#### Task data

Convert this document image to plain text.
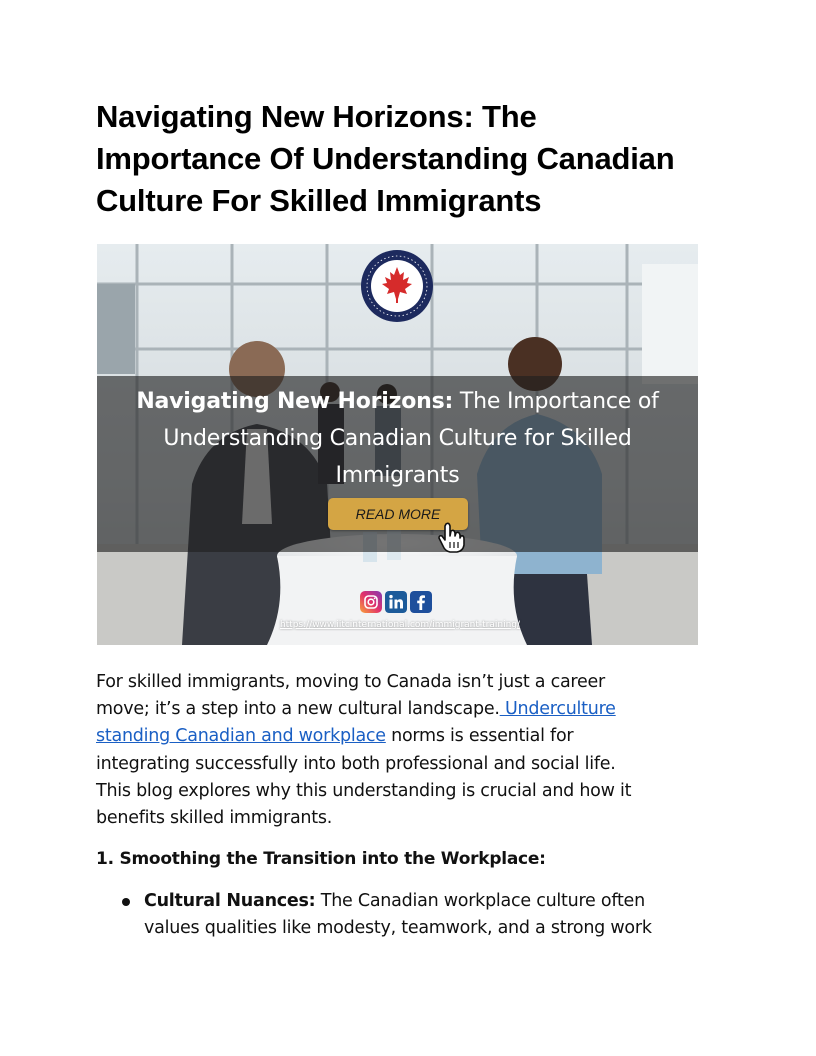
Navigating New Horizons: The
Importance Of Understanding Canadian
Culture For Skilled Immigrants

Navigating New Horizons: The Importance of
Understanding Canadian Culture for Skilled
Immigrants

READ MORE
https://www.iitcinternational.com/immigrant-training/

For skilled immigrants, moving to Canada isn’t just a career
move; it’s a step into a new cultural landscape. Underculture
standing Canadian and workplace norms is essential for
integrating successfully into both professional and social life.
This blog explores why this understanding is crucial and how it
benefits skilled immigrants.

1. Smoothing the Transition into the Workplace:
Cultural Nuances: The Canadian workplace culture often
values qualities like modesty, teamwork, and a strong work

########

What you have to do - Nothing in the entries above should change when they are printed again, except that the pictures are dropped.

Task result -
Convert this document image to plain text.
Navigating New Horizons: The
Importance Of Understanding Canadian
Culture For Skilled Immigrants

Navigating New Horizons: The Importance of
Understanding Canadian Culture for Skilled
Immigrants

READ MORE
https://www.iitcinternational.com/immigrant-training/

For skilled immigrants, moving to Canada isn’t just a career
move; it’s a step into a new cultural landscape. Underculture
standing Canadian and workplace norms is essential for
integrating successfully into both professional and social life.
This blog explores why this understanding is crucial and how it
benefits skilled immigrants.

1. Smoothing the Transition into the Workplace:
Cultural Nuances: The Canadian workplace culture often
values qualities like modesty, teamwork, and a strong work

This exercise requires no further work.